Do this: Output the full material exactly as it appears here.

Records for this exercise:

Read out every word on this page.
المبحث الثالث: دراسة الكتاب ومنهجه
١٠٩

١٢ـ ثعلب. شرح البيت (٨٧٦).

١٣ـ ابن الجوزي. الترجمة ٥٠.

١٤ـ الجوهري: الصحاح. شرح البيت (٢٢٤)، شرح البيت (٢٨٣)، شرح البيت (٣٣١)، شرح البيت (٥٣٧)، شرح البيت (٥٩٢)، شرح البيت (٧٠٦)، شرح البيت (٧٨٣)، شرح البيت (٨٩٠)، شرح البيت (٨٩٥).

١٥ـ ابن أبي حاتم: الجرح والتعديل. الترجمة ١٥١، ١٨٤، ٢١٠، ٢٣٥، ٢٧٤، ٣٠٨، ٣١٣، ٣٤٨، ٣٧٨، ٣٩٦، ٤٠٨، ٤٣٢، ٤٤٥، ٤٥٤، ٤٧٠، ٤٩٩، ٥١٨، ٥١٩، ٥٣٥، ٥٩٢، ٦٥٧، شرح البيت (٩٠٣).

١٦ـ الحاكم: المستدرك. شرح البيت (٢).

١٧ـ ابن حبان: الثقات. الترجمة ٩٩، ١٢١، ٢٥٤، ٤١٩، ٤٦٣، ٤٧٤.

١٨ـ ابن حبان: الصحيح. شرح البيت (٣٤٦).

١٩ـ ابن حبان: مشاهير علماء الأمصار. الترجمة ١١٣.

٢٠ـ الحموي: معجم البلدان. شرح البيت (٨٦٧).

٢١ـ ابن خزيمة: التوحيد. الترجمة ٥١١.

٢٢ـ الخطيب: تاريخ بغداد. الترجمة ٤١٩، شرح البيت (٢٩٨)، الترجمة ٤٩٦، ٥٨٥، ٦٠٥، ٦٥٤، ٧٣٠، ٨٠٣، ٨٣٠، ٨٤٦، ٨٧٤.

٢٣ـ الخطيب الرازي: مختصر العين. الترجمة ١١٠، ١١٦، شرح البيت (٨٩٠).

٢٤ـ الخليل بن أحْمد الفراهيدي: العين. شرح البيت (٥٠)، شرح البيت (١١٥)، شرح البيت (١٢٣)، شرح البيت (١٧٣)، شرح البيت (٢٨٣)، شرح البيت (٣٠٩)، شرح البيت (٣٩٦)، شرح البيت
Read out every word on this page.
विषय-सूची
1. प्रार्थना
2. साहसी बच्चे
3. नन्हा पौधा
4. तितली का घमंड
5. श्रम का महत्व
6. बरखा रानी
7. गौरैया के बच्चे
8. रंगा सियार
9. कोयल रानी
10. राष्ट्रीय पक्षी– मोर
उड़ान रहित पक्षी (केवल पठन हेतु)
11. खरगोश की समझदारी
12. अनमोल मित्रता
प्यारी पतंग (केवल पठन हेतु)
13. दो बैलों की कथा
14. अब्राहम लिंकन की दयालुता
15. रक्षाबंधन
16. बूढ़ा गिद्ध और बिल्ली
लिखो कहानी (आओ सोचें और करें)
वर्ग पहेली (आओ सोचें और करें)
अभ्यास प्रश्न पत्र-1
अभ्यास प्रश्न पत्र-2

Exercise result:
Read out every word on this page.
المبحث الثالث: دراسة الكتاب ومنهجه
١٠٩

١٢ـ ثعلب. شرح البيت (٨٧٦).

١٣ـ ابن الجوزي. الترجمة ٥٠.

١٤ـ الجوهري: الصحاح. شرح البيت (٢٢٤)، شرح البيت (٢٨٣)، شرح البيت (٣٣١)، شرح البيت (٥٣٧)، شرح البيت (٥٩٢)، شرح البيت (٧٠٦)، شرح البيت (٧٨٣)، شرح البيت (٨٩٠)، شرح البيت (٨٩٥).

١٥ـ ابن أبي حاتم: الجرح والتعديل. الترجمة ١٥١، ١٨٤، ٢١٠، ٢٣٥، ٢٧٤، ٣٠٨، ٣١٣، ٣٤٨، ٣٧٨، ٣٩٦، ٤٠٨، ٤٣٢، ٤٤٥، ٤٥٤، ٤٧٠، ٤٩٩، ٥١٨، ٥١٩، ٥٣٥، ٥٩٢، ٦٥٧، شرح البيت (٩٠٣).

١٦ـ الحاكم: المستدرك. شرح البيت (٢).

١٧ـ ابن حبان: الثقات. الترجمة ٩٩، ١٢١، ٢٥٤، ٤١٩، ٤٦٣، ٤٧٤.

١٨ـ ابن حبان: الصحيح. شرح البيت (٣٤٦).

١٩ـ ابن حبان: مشاهير علماء الأمصار. الترجمة ١١٣.

٢٠ـ الحموي: معجم البلدان. شرح البيت (٨٦٧).

٢١ـ ابن خزيمة: التوحيد. الترجمة ٥١١.

٢٢ـ الخطيب: تاريخ بغداد. الترجمة ٤١٩، شرح البيت (٢٩٨)، الترجمة ٤٩٦، ٥٨٥، ٦٠٥، ٦٥٤، ٧٣٠، ٨٠٣، ٨٣٠، ٨٤٦، ٨٧٤.

٢٣ـ الخطيب الرازي: مختصر العين. الترجمة ١١٠، ١١٦، شرح البيت (٨٩٠).

٢٤ـ الخليل بن أحْمد الفراهيدي: العين. شرح البيت (٥٠)، شرح البيت (١١٥)، شرح البيت (١٢٣)، شرح البيت (١٧٣)، شرح البيت (٢٨٣)، شرح البيت (٣٠٩)، شرح البيت (٣٩٦)، شرح البيت
Read out every word on this page.
विषय-सूची
1. प्रार्थना
2. साहसी बच्चे
3. नन्हा पौधा
4. तितली का घमंड
5. श्रम का महत्व
6. बरखा रानी
7. गौरैया के बच्चे
8. रंगा सियार
9. कोयल रानी
10. राष्ट्रीय पक्षी– मोर
उड़ान रहित पक्षी (केवल पठन हेतु)
11. खरगोश की समझदारी
12. अनमोल मित्रता
प्यारी पतंग (केवल पठन हेतु)
13. दो बैलों की कथा
14. अब्राहम लिंकन की दयालुता
15. रक्षाबंधन
16. बूढ़ा गिद्ध और बिल्ली
लिखो कहानी (आओ सोचें और करें)
वर्ग पहेली (आओ सोचें और करें)
अभ्यास प्रश्न पत्र-1
अभ्यास प्रश्न पत्र-2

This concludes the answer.